## Data
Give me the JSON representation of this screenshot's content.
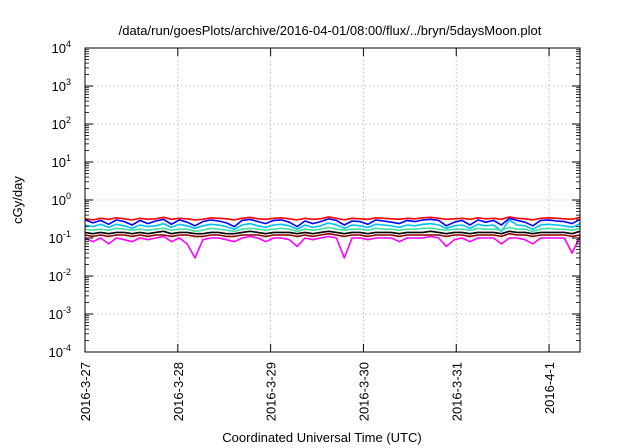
{
  "chart_data": {
    "type": "line",
    "title": "/data/run/goesPlots/archive/2016-04-01/08:00/flux/../bryn/5daysMoon.plot",
    "xlabel": "Coordinated Universal Time (UTC)",
    "ylabel": "cGy/day",
    "yscale": "log",
    "ylim": [
      0.0001,
      10000
    ],
    "y_ticks": [
      {
        "base": "10",
        "exp": "4"
      },
      {
        "base": "10",
        "exp": "3"
      },
      {
        "base": "10",
        "exp": "2"
      },
      {
        "base": "10",
        "exp": "1"
      },
      {
        "base": "10",
        "exp": "0"
      },
      {
        "base": "10",
        "exp": "-1"
      },
      {
        "base": "10",
        "exp": "-2"
      },
      {
        "base": "10",
        "exp": "-3"
      },
      {
        "base": "10",
        "exp": "-4"
      }
    ],
    "xlim": [
      "2016-03-27 00:00",
      "2016-04-01 08:00"
    ],
    "x_ticks": [
      "2016-3-27",
      "2016-3-28",
      "2016-3-29",
      "2016-3-30",
      "2016-3-31",
      "2016-4-1"
    ],
    "grid": true,
    "series": [
      {
        "color": "#ff0000",
        "values": [
          0.32,
          0.3,
          0.33,
          0.31,
          0.34,
          0.32,
          0.3,
          0.33,
          0.31,
          0.32,
          0.35,
          0.31,
          0.33,
          0.32,
          0.3,
          0.31,
          0.34,
          0.33,
          0.32,
          0.3,
          0.33,
          0.35,
          0.32,
          0.31,
          0.33,
          0.34,
          0.32,
          0.3,
          0.33,
          0.31,
          0.32,
          0.36,
          0.33,
          0.3,
          0.33,
          0.32,
          0.31,
          0.34,
          0.33,
          0.32,
          0.31,
          0.33,
          0.32,
          0.34,
          0.35,
          0.33,
          0.31,
          0.32,
          0.33,
          0.31,
          0.34,
          0.32,
          0.33,
          0.31,
          0.36,
          0.33,
          0.32,
          0.3,
          0.33,
          0.34,
          0.33,
          0.32,
          0.31,
          0.35
        ]
      },
      {
        "color": "#0000ff",
        "values": [
          0.3,
          0.25,
          0.29,
          0.23,
          0.3,
          0.27,
          0.22,
          0.29,
          0.24,
          0.28,
          0.31,
          0.23,
          0.3,
          0.26,
          0.21,
          0.27,
          0.3,
          0.28,
          0.25,
          0.2,
          0.29,
          0.31,
          0.27,
          0.24,
          0.29,
          0.3,
          0.26,
          0.2,
          0.28,
          0.24,
          0.27,
          0.32,
          0.29,
          0.22,
          0.28,
          0.27,
          0.23,
          0.3,
          0.28,
          0.26,
          0.24,
          0.29,
          0.27,
          0.3,
          0.31,
          0.29,
          0.21,
          0.26,
          0.29,
          0.22,
          0.3,
          0.26,
          0.29,
          0.22,
          0.33,
          0.29,
          0.26,
          0.21,
          0.29,
          0.3,
          0.28,
          0.27,
          0.24,
          0.31
        ]
      },
      {
        "color": "#00bfff",
        "values": [
          0.22,
          0.2,
          0.23,
          0.19,
          0.23,
          0.21,
          0.18,
          0.22,
          0.2,
          0.21,
          0.24,
          0.19,
          0.23,
          0.21,
          0.18,
          0.21,
          0.23,
          0.22,
          0.2,
          0.17,
          0.22,
          0.24,
          0.21,
          0.19,
          0.22,
          0.23,
          0.21,
          0.17,
          0.22,
          0.19,
          0.21,
          0.25,
          0.22,
          0.18,
          0.22,
          0.21,
          0.19,
          0.23,
          0.22,
          0.21,
          0.19,
          0.22,
          0.21,
          0.23,
          0.24,
          0.22,
          0.18,
          0.21,
          0.22,
          0.18,
          0.23,
          0.21,
          0.22,
          0.15,
          0.3,
          0.22,
          0.21,
          0.17,
          0.22,
          0.23,
          0.22,
          0.21,
          0.19,
          0.24
        ]
      },
      {
        "color": "#40e0a0",
        "values": [
          0.17,
          0.16,
          0.17,
          0.16,
          0.18,
          0.17,
          0.16,
          0.17,
          0.16,
          0.17,
          0.18,
          0.16,
          0.17,
          0.17,
          0.15,
          0.16,
          0.18,
          0.17,
          0.16,
          0.15,
          0.17,
          0.18,
          0.17,
          0.16,
          0.17,
          0.18,
          0.17,
          0.15,
          0.17,
          0.16,
          0.17,
          0.19,
          0.17,
          0.16,
          0.17,
          0.17,
          0.16,
          0.18,
          0.17,
          0.17,
          0.16,
          0.17,
          0.17,
          0.18,
          0.18,
          0.17,
          0.16,
          0.17,
          0.17,
          0.16,
          0.18,
          0.17,
          0.17,
          0.16,
          0.19,
          0.17,
          0.17,
          0.15,
          0.17,
          0.18,
          0.17,
          0.17,
          0.16,
          0.18
        ]
      },
      {
        "color": "#000000",
        "values": [
          0.14,
          0.13,
          0.14,
          0.13,
          0.14,
          0.14,
          0.13,
          0.14,
          0.13,
          0.14,
          0.15,
          0.13,
          0.14,
          0.14,
          0.13,
          0.13,
          0.14,
          0.14,
          0.13,
          0.13,
          0.14,
          0.15,
          0.14,
          0.13,
          0.14,
          0.14,
          0.14,
          0.13,
          0.14,
          0.13,
          0.14,
          0.15,
          0.14,
          0.13,
          0.14,
          0.14,
          0.13,
          0.14,
          0.14,
          0.14,
          0.13,
          0.14,
          0.14,
          0.14,
          0.15,
          0.14,
          0.13,
          0.14,
          0.14,
          0.13,
          0.14,
          0.14,
          0.14,
          0.13,
          0.15,
          0.14,
          0.14,
          0.13,
          0.14,
          0.14,
          0.14,
          0.14,
          0.13,
          0.15
        ]
      },
      {
        "color": "#8b0000",
        "values": [
          0.12,
          0.11,
          0.12,
          0.11,
          0.12,
          0.12,
          0.11,
          0.12,
          0.11,
          0.12,
          0.12,
          0.11,
          0.12,
          0.12,
          0.11,
          0.11,
          0.12,
          0.12,
          0.11,
          0.11,
          0.12,
          0.12,
          0.12,
          0.11,
          0.12,
          0.12,
          0.12,
          0.11,
          0.12,
          0.11,
          0.12,
          0.13,
          0.12,
          0.11,
          0.12,
          0.12,
          0.11,
          0.12,
          0.12,
          0.12,
          0.11,
          0.12,
          0.12,
          0.12,
          0.12,
          0.12,
          0.11,
          0.12,
          0.12,
          0.11,
          0.12,
          0.12,
          0.12,
          0.11,
          0.13,
          0.12,
          0.12,
          0.11,
          0.12,
          0.12,
          0.12,
          0.12,
          0.11,
          0.12
        ]
      },
      {
        "color": "#ff00ff",
        "values": [
          0.1,
          0.08,
          0.1,
          0.07,
          0.1,
          0.09,
          0.08,
          0.1,
          0.09,
          0.1,
          0.11,
          0.08,
          0.1,
          0.07,
          0.03,
          0.09,
          0.1,
          0.1,
          0.09,
          0.08,
          0.1,
          0.11,
          0.1,
          0.08,
          0.1,
          0.1,
          0.09,
          0.06,
          0.1,
          0.09,
          0.1,
          0.11,
          0.1,
          0.03,
          0.1,
          0.1,
          0.09,
          0.1,
          0.1,
          0.1,
          0.08,
          0.1,
          0.1,
          0.1,
          0.11,
          0.1,
          0.06,
          0.09,
          0.1,
          0.08,
          0.1,
          0.1,
          0.1,
          0.07,
          0.1,
          0.1,
          0.09,
          0.07,
          0.1,
          0.1,
          0.1,
          0.1,
          0.04,
          0.11
        ]
      }
    ]
  }
}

## Problem statement
Reproduce each line of the records exactly, and omit every picture.

## Response to the task
Give me the JSON representation of this screenshot's content.
{
  "chart_data": {
    "type": "line",
    "title": "/data/run/goesPlots/archive/2016-04-01/08:00/flux/../bryn/5daysMoon.plot",
    "xlabel": "Coordinated Universal Time (UTC)",
    "ylabel": "cGy/day",
    "yscale": "log",
    "ylim": [
      0.0001,
      10000
    ],
    "y_ticks": [
      {
        "base": "10",
        "exp": "4"
      },
      {
        "base": "10",
        "exp": "3"
      },
      {
        "base": "10",
        "exp": "2"
      },
      {
        "base": "10",
        "exp": "1"
      },
      {
        "base": "10",
        "exp": "0"
      },
      {
        "base": "10",
        "exp": "-1"
      },
      {
        "base": "10",
        "exp": "-2"
      },
      {
        "base": "10",
        "exp": "-3"
      },
      {
        "base": "10",
        "exp": "-4"
      }
    ],
    "xlim": [
      "2016-03-27 00:00",
      "2016-04-01 08:00"
    ],
    "x_ticks": [
      "2016-3-27",
      "2016-3-28",
      "2016-3-29",
      "2016-3-30",
      "2016-3-31",
      "2016-4-1"
    ],
    "grid": true,
    "series": [
      {
        "color": "#ff0000",
        "values": [
          0.32,
          0.3,
          0.33,
          0.31,
          0.34,
          0.32,
          0.3,
          0.33,
          0.31,
          0.32,
          0.35,
          0.31,
          0.33,
          0.32,
          0.3,
          0.31,
          0.34,
          0.33,
          0.32,
          0.3,
          0.33,
          0.35,
          0.32,
          0.31,
          0.33,
          0.34,
          0.32,
          0.3,
          0.33,
          0.31,
          0.32,
          0.36,
          0.33,
          0.3,
          0.33,
          0.32,
          0.31,
          0.34,
          0.33,
          0.32,
          0.31,
          0.33,
          0.32,
          0.34,
          0.35,
          0.33,
          0.31,
          0.32,
          0.33,
          0.31,
          0.34,
          0.32,
          0.33,
          0.31,
          0.36,
          0.33,
          0.32,
          0.3,
          0.33,
          0.34,
          0.33,
          0.32,
          0.31,
          0.35
        ]
      },
      {
        "color": "#0000ff",
        "values": [
          0.3,
          0.25,
          0.29,
          0.23,
          0.3,
          0.27,
          0.22,
          0.29,
          0.24,
          0.28,
          0.31,
          0.23,
          0.3,
          0.26,
          0.21,
          0.27,
          0.3,
          0.28,
          0.25,
          0.2,
          0.29,
          0.31,
          0.27,
          0.24,
          0.29,
          0.3,
          0.26,
          0.2,
          0.28,
          0.24,
          0.27,
          0.32,
          0.29,
          0.22,
          0.28,
          0.27,
          0.23,
          0.3,
          0.28,
          0.26,
          0.24,
          0.29,
          0.27,
          0.3,
          0.31,
          0.29,
          0.21,
          0.26,
          0.29,
          0.22,
          0.3,
          0.26,
          0.29,
          0.22,
          0.33,
          0.29,
          0.26,
          0.21,
          0.29,
          0.3,
          0.28,
          0.27,
          0.24,
          0.31
        ]
      },
      {
        "color": "#00bfff",
        "values": [
          0.22,
          0.2,
          0.23,
          0.19,
          0.23,
          0.21,
          0.18,
          0.22,
          0.2,
          0.21,
          0.24,
          0.19,
          0.23,
          0.21,
          0.18,
          0.21,
          0.23,
          0.22,
          0.2,
          0.17,
          0.22,
          0.24,
          0.21,
          0.19,
          0.22,
          0.23,
          0.21,
          0.17,
          0.22,
          0.19,
          0.21,
          0.25,
          0.22,
          0.18,
          0.22,
          0.21,
          0.19,
          0.23,
          0.22,
          0.21,
          0.19,
          0.22,
          0.21,
          0.23,
          0.24,
          0.22,
          0.18,
          0.21,
          0.22,
          0.18,
          0.23,
          0.21,
          0.22,
          0.15,
          0.3,
          0.22,
          0.21,
          0.17,
          0.22,
          0.23,
          0.22,
          0.21,
          0.19,
          0.24
        ]
      },
      {
        "color": "#40e0a0",
        "values": [
          0.17,
          0.16,
          0.17,
          0.16,
          0.18,
          0.17,
          0.16,
          0.17,
          0.16,
          0.17,
          0.18,
          0.16,
          0.17,
          0.17,
          0.15,
          0.16,
          0.18,
          0.17,
          0.16,
          0.15,
          0.17,
          0.18,
          0.17,
          0.16,
          0.17,
          0.18,
          0.17,
          0.15,
          0.17,
          0.16,
          0.17,
          0.19,
          0.17,
          0.16,
          0.17,
          0.17,
          0.16,
          0.18,
          0.17,
          0.17,
          0.16,
          0.17,
          0.17,
          0.18,
          0.18,
          0.17,
          0.16,
          0.17,
          0.17,
          0.16,
          0.18,
          0.17,
          0.17,
          0.16,
          0.19,
          0.17,
          0.17,
          0.15,
          0.17,
          0.18,
          0.17,
          0.17,
          0.16,
          0.18
        ]
      },
      {
        "color": "#000000",
        "values": [
          0.14,
          0.13,
          0.14,
          0.13,
          0.14,
          0.14,
          0.13,
          0.14,
          0.13,
          0.14,
          0.15,
          0.13,
          0.14,
          0.14,
          0.13,
          0.13,
          0.14,
          0.14,
          0.13,
          0.13,
          0.14,
          0.15,
          0.14,
          0.13,
          0.14,
          0.14,
          0.14,
          0.13,
          0.14,
          0.13,
          0.14,
          0.15,
          0.14,
          0.13,
          0.14,
          0.14,
          0.13,
          0.14,
          0.14,
          0.14,
          0.13,
          0.14,
          0.14,
          0.14,
          0.15,
          0.14,
          0.13,
          0.14,
          0.14,
          0.13,
          0.14,
          0.14,
          0.14,
          0.13,
          0.15,
          0.14,
          0.14,
          0.13,
          0.14,
          0.14,
          0.14,
          0.14,
          0.13,
          0.15
        ]
      },
      {
        "color": "#8b0000",
        "values": [
          0.12,
          0.11,
          0.12,
          0.11,
          0.12,
          0.12,
          0.11,
          0.12,
          0.11,
          0.12,
          0.12,
          0.11,
          0.12,
          0.12,
          0.11,
          0.11,
          0.12,
          0.12,
          0.11,
          0.11,
          0.12,
          0.12,
          0.12,
          0.11,
          0.12,
          0.12,
          0.12,
          0.11,
          0.12,
          0.11,
          0.12,
          0.13,
          0.12,
          0.11,
          0.12,
          0.12,
          0.11,
          0.12,
          0.12,
          0.12,
          0.11,
          0.12,
          0.12,
          0.12,
          0.12,
          0.12,
          0.11,
          0.12,
          0.12,
          0.11,
          0.12,
          0.12,
          0.12,
          0.11,
          0.13,
          0.12,
          0.12,
          0.11,
          0.12,
          0.12,
          0.12,
          0.12,
          0.11,
          0.12
        ]
      },
      {
        "color": "#ff00ff",
        "values": [
          0.1,
          0.08,
          0.1,
          0.07,
          0.1,
          0.09,
          0.08,
          0.1,
          0.09,
          0.1,
          0.11,
          0.08,
          0.1,
          0.07,
          0.03,
          0.09,
          0.1,
          0.1,
          0.09,
          0.08,
          0.1,
          0.11,
          0.1,
          0.08,
          0.1,
          0.1,
          0.09,
          0.06,
          0.1,
          0.09,
          0.1,
          0.11,
          0.1,
          0.03,
          0.1,
          0.1,
          0.09,
          0.1,
          0.1,
          0.1,
          0.08,
          0.1,
          0.1,
          0.1,
          0.11,
          0.1,
          0.06,
          0.09,
          0.1,
          0.08,
          0.1,
          0.1,
          0.1,
          0.07,
          0.1,
          0.1,
          0.09,
          0.07,
          0.1,
          0.1,
          0.1,
          0.1,
          0.04,
          0.11
        ]
      }
    ]
  }
}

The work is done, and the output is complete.